_REQUIRED WORK_: Check each line of the listing for the string "ylabel", then state how many lines have it. Only the number is wanted.

A run of records
## Start

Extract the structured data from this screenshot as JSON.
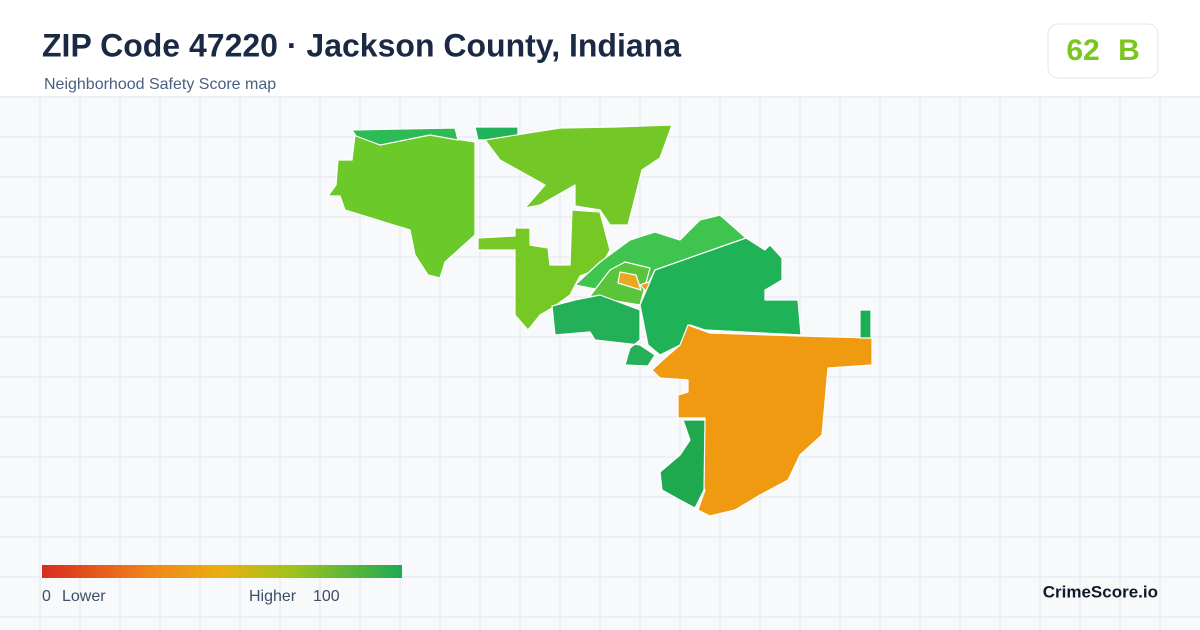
{
  "header": {
    "title": "ZIP Code 47220 · Jackson County, Indiana",
    "subtitle": "Neighborhood Safety Score map"
  },
  "score": {
    "value": "62",
    "grade": "B"
  },
  "legend": {
    "min": "0",
    "min_label": "Lower",
    "max_label": "Higher",
    "max": "100"
  },
  "brand": "CrimeScore.io"
}
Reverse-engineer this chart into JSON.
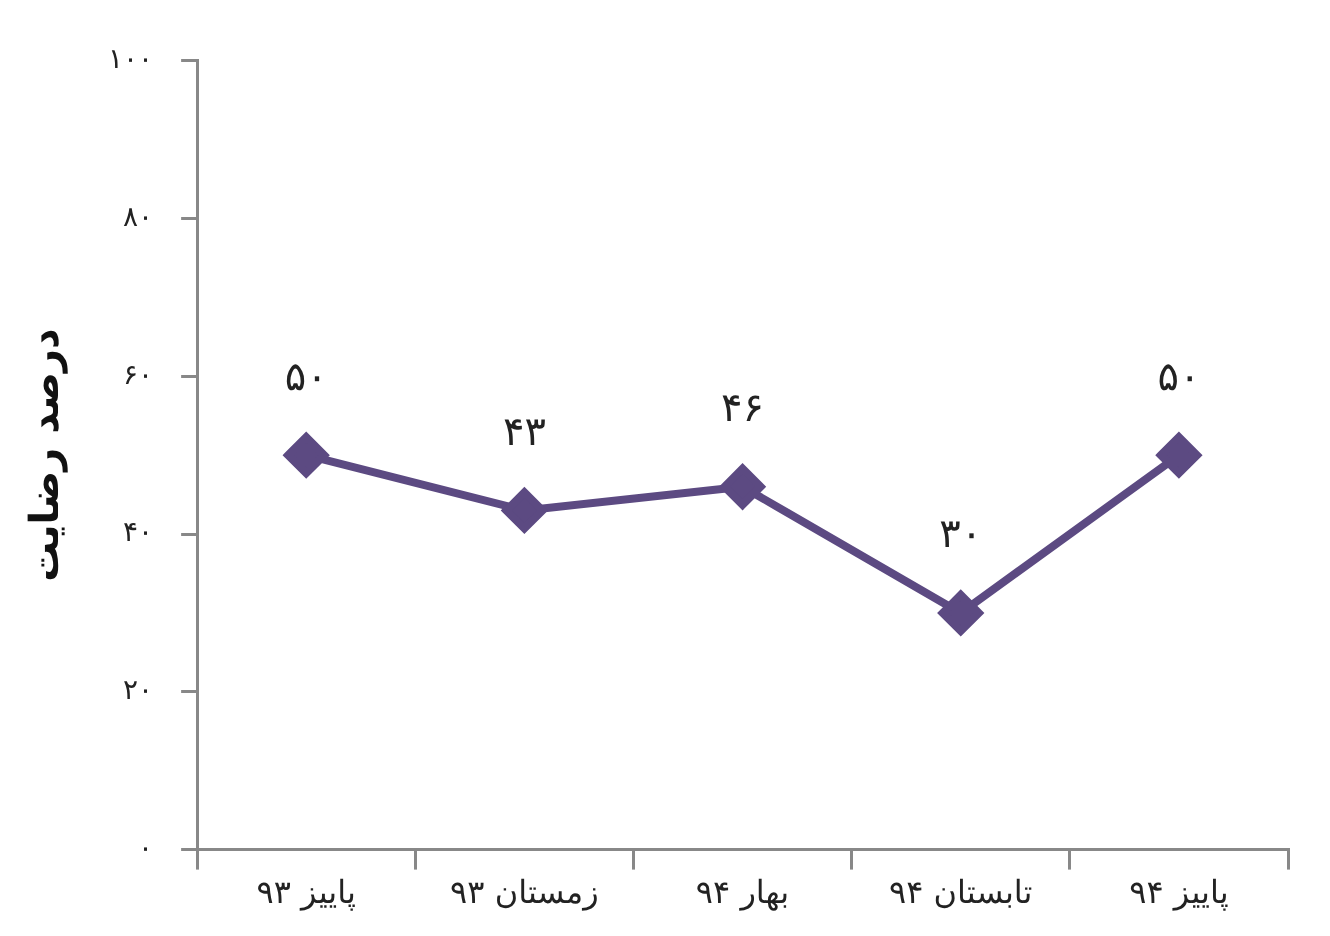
{
  "chart_data": {
    "type": "line",
    "ylabel": "درصد رضایت",
    "categories": [
      "پاییز ۹۳",
      "زمستان ۹۳",
      "بهار ۹۴",
      "تابستان ۹۴",
      "پاییز ۹۴"
    ],
    "series": [
      {
        "color": "#5c4a82",
        "values": [
          50,
          43,
          46,
          30,
          50
        ],
        "value_labels": [
          "۵۰",
          "۴۳",
          "۴۶",
          "۳۰",
          "۵۰"
        ]
      }
    ],
    "ylim": [
      0,
      100
    ],
    "yticks": [
      {
        "value": 0,
        "label": "۰"
      },
      {
        "value": 20,
        "label": "۲۰"
      },
      {
        "value": 40,
        "label": "۴۰"
      },
      {
        "value": 60,
        "label": "۶۰"
      },
      {
        "value": 80,
        "label": "۸۰"
      },
      {
        "value": 100,
        "label": "۱۰۰"
      }
    ],
    "grid": false,
    "legend": false,
    "marker": "diamond",
    "line_style": "solid"
  }
}
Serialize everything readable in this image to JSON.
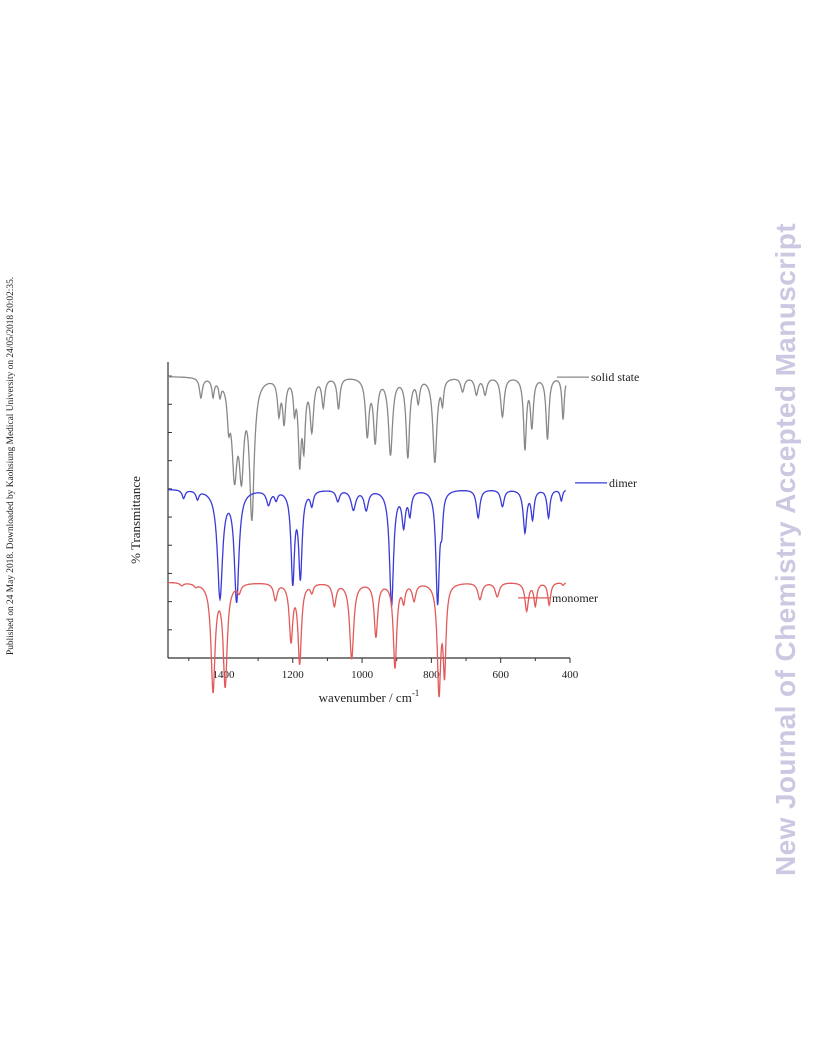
{
  "side_note": "Published on 24 May 2018. Downloaded by Kaohsiung Medical University on 24/05/2018 20:02:35.",
  "watermark": "New Journal of Chemistry Accepted Manuscript",
  "chart_data": {
    "type": "line",
    "title": "",
    "xlabel": "wavenumber / cm",
    "xlabel_sup": "-1",
    "ylabel": "% Transmittance",
    "xlim": [
      1560,
      400
    ],
    "x_reversed": true,
    "x_ticks": [
      1400,
      1200,
      1000,
      800,
      600,
      400
    ],
    "y_ticks_labeled": false,
    "grid": false,
    "legend": "inline-right",
    "series": [
      {
        "name": "solid state",
        "color": "#888888",
        "baseline": 1.0,
        "peaks": [
          [
            1465,
            0.07,
            5
          ],
          [
            1430,
            0.06,
            4
          ],
          [
            1410,
            0.05,
            4
          ],
          [
            1385,
            0.12,
            5
          ],
          [
            1368,
            0.32,
            9
          ],
          [
            1348,
            0.3,
            8
          ],
          [
            1318,
            0.48,
            8
          ],
          [
            1240,
            0.12,
            5
          ],
          [
            1225,
            0.15,
            5
          ],
          [
            1195,
            0.1,
            4
          ],
          [
            1180,
            0.28,
            5
          ],
          [
            1168,
            0.22,
            5
          ],
          [
            1145,
            0.18,
            6
          ],
          [
            1112,
            0.1,
            5
          ],
          [
            1068,
            0.11,
            5
          ],
          [
            985,
            0.2,
            6
          ],
          [
            962,
            0.22,
            6
          ],
          [
            918,
            0.27,
            7
          ],
          [
            868,
            0.28,
            6
          ],
          [
            838,
            0.08,
            5
          ],
          [
            790,
            0.3,
            7
          ],
          [
            768,
            0.08,
            4
          ],
          [
            710,
            0.05,
            6
          ],
          [
            670,
            0.06,
            6
          ],
          [
            645,
            0.06,
            6
          ],
          [
            595,
            0.14,
            6
          ],
          [
            530,
            0.25,
            5
          ],
          [
            510,
            0.17,
            5
          ],
          [
            465,
            0.22,
            5
          ],
          [
            420,
            0.15,
            4
          ]
        ]
      },
      {
        "name": "dimer",
        "color": "#3a3ad8",
        "baseline": 0.6,
        "peaks": [
          [
            1515,
            0.03,
            5
          ],
          [
            1475,
            0.03,
            5
          ],
          [
            1410,
            0.38,
            9
          ],
          [
            1362,
            0.39,
            8
          ],
          [
            1270,
            0.05,
            7
          ],
          [
            1248,
            0.03,
            5
          ],
          [
            1200,
            0.32,
            6
          ],
          [
            1178,
            0.3,
            6
          ],
          [
            1145,
            0.05,
            5
          ],
          [
            1070,
            0.04,
            6
          ],
          [
            1025,
            0.07,
            8
          ],
          [
            988,
            0.07,
            7
          ],
          [
            915,
            0.41,
            7
          ],
          [
            880,
            0.12,
            6
          ],
          [
            862,
            0.08,
            5
          ],
          [
            782,
            0.4,
            6
          ],
          [
            770,
            0.1,
            4
          ],
          [
            665,
            0.1,
            6
          ],
          [
            595,
            0.06,
            6
          ],
          [
            530,
            0.15,
            6
          ],
          [
            508,
            0.1,
            5
          ],
          [
            462,
            0.1,
            5
          ],
          [
            425,
            0.04,
            4
          ]
        ]
      },
      {
        "name": "monomer",
        "color": "#e25a5a",
        "baseline": 0.27,
        "peaks": [
          [
            1520,
            0.01,
            6
          ],
          [
            1480,
            0.01,
            6
          ],
          [
            1430,
            0.38,
            7
          ],
          [
            1395,
            0.36,
            7
          ],
          [
            1355,
            0.03,
            6
          ],
          [
            1250,
            0.06,
            6
          ],
          [
            1205,
            0.2,
            6
          ],
          [
            1180,
            0.28,
            6
          ],
          [
            1145,
            0.03,
            5
          ],
          [
            1080,
            0.08,
            6
          ],
          [
            1030,
            0.27,
            7
          ],
          [
            960,
            0.19,
            6
          ],
          [
            905,
            0.3,
            6
          ],
          [
            880,
            0.06,
            5
          ],
          [
            850,
            0.06,
            6
          ],
          [
            778,
            0.38,
            6
          ],
          [
            762,
            0.3,
            5
          ],
          [
            660,
            0.06,
            7
          ],
          [
            610,
            0.05,
            7
          ],
          [
            525,
            0.1,
            6
          ],
          [
            500,
            0.08,
            5
          ],
          [
            460,
            0.08,
            5
          ],
          [
            420,
            0.01,
            4
          ]
        ]
      }
    ]
  }
}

## End

_REPLY_: 2